AIM –
Reproduce all of the material word for word.
— Begin —
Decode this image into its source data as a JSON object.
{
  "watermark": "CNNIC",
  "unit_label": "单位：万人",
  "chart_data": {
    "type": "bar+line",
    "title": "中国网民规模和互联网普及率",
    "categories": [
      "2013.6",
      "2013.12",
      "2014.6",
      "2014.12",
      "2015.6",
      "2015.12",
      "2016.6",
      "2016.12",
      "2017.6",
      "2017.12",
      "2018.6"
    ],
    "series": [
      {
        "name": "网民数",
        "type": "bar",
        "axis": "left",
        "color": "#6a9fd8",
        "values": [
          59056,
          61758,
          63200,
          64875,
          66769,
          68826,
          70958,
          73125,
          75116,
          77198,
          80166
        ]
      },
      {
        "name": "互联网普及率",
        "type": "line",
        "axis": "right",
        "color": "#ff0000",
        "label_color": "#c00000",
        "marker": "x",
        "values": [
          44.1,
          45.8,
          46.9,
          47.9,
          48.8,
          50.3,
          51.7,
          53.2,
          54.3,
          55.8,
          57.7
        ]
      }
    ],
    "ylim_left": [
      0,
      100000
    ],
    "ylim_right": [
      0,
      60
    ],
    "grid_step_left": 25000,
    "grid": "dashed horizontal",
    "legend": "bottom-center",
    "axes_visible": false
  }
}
— End —
RESULT OF THE EXERCISE –
Decode this image into its source data as a JSON object.
{
  "watermark": "CNNIC",
  "unit_label": "单位：万人",
  "chart_data": {
    "type": "bar+line",
    "title": "中国网民规模和互联网普及率",
    "categories": [
      "2013.6",
      "2013.12",
      "2014.6",
      "2014.12",
      "2015.6",
      "2015.12",
      "2016.6",
      "2016.12",
      "2017.6",
      "2017.12",
      "2018.6"
    ],
    "series": [
      {
        "name": "网民数",
        "type": "bar",
        "axis": "left",
        "color": "#6a9fd8",
        "values": [
          59056,
          61758,
          63200,
          64875,
          66769,
          68826,
          70958,
          73125,
          75116,
          77198,
          80166
        ]
      },
      {
        "name": "互联网普及率",
        "type": "line",
        "axis": "right",
        "color": "#ff0000",
        "label_color": "#c00000",
        "marker": "x",
        "values": [
          44.1,
          45.8,
          46.9,
          47.9,
          48.8,
          50.3,
          51.7,
          53.2,
          54.3,
          55.8,
          57.7
        ]
      }
    ],
    "ylim_left": [
      0,
      100000
    ],
    "ylim_right": [
      0,
      60
    ],
    "grid_step_left": 25000,
    "grid": "dashed horizontal",
    "legend": "bottom-center",
    "axes_visible": false
  }
}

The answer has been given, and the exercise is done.